▶ _Source data_
____________________
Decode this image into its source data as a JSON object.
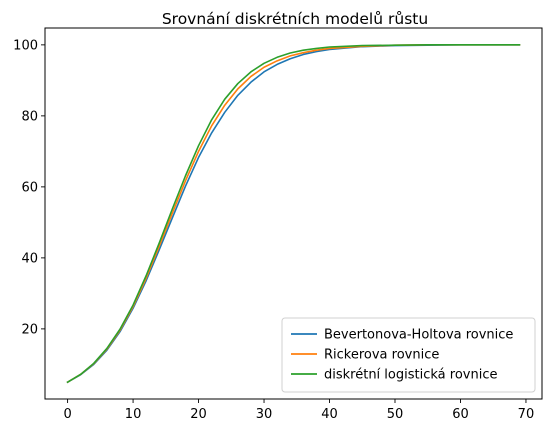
{
  "chart_data": {
    "type": "line",
    "title": "Srovnání diskrétních modelů růstu",
    "xlabel": "",
    "ylabel": "",
    "xlim": [
      -3.45,
      72.45
    ],
    "ylim": [
      0.25,
      104.75
    ],
    "x_ticks": [
      0,
      10,
      20,
      30,
      40,
      50,
      60,
      70
    ],
    "x_tick_labels": [
      "0",
      "10",
      "20",
      "30",
      "40",
      "50",
      "60",
      "70"
    ],
    "y_ticks": [
      20,
      40,
      60,
      80,
      100
    ],
    "y_tick_labels": [
      "20",
      "40",
      "60",
      "80",
      "100"
    ],
    "grid": false,
    "legend_position": "lower-right",
    "series": [
      {
        "name": "Bevertonova-Holtova rovnice",
        "color": "#1f77b4",
        "x": [
          0,
          2,
          4,
          6,
          8,
          10,
          12,
          14,
          16,
          18,
          20,
          22,
          24,
          26,
          28,
          30,
          32,
          34,
          36,
          38,
          40,
          45,
          50,
          55,
          60,
          65,
          69
        ],
        "y": [
          5.0,
          7.1,
          10.0,
          14.0,
          19.2,
          25.8,
          33.6,
          42.3,
          51.3,
          60.2,
          68.3,
          75.2,
          81.0,
          85.8,
          89.5,
          92.4,
          94.5,
          96.1,
          97.3,
          98.1,
          98.7,
          99.5,
          99.8,
          99.9,
          100.0,
          100.0,
          100.0
        ]
      },
      {
        "name": "Rickerova rovnice",
        "color": "#ff7f0e",
        "x": [
          0,
          2,
          4,
          6,
          8,
          10,
          12,
          14,
          16,
          18,
          20,
          22,
          24,
          26,
          28,
          30,
          32,
          34,
          36,
          38,
          40,
          45,
          50,
          55,
          60,
          65,
          69
        ],
        "y": [
          5.0,
          7.2,
          10.2,
          14.3,
          19.6,
          26.3,
          34.3,
          43.3,
          52.6,
          61.7,
          70.0,
          77.2,
          83.0,
          87.6,
          91.1,
          93.7,
          95.5,
          96.9,
          97.8,
          98.5,
          99.0,
          99.6,
          99.9,
          100.0,
          100.0,
          100.0,
          100.0
        ]
      },
      {
        "name": "diskrétní logistická rovnice",
        "color": "#2ca02c",
        "x": [
          0,
          2,
          4,
          6,
          8,
          10,
          12,
          14,
          16,
          18,
          20,
          22,
          24,
          26,
          28,
          30,
          32,
          34,
          36,
          38,
          40,
          45,
          50,
          55,
          60,
          65,
          69
        ],
        "y": [
          5.0,
          7.2,
          10.3,
          14.5,
          19.9,
          26.7,
          35.0,
          44.2,
          53.8,
          63.1,
          71.6,
          78.9,
          84.7,
          89.1,
          92.4,
          94.8,
          96.5,
          97.7,
          98.5,
          99.0,
          99.4,
          99.8,
          99.9,
          100.0,
          100.0,
          100.0,
          100.0
        ]
      }
    ]
  }
}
____________________
▶ _Task objective_
Select, from the listing, all lines that include the word "color".

▶ _Completed exercise_
        "color": "#1f77b4",
        "color": "#ff7f0e",
        "color": "#2ca02c",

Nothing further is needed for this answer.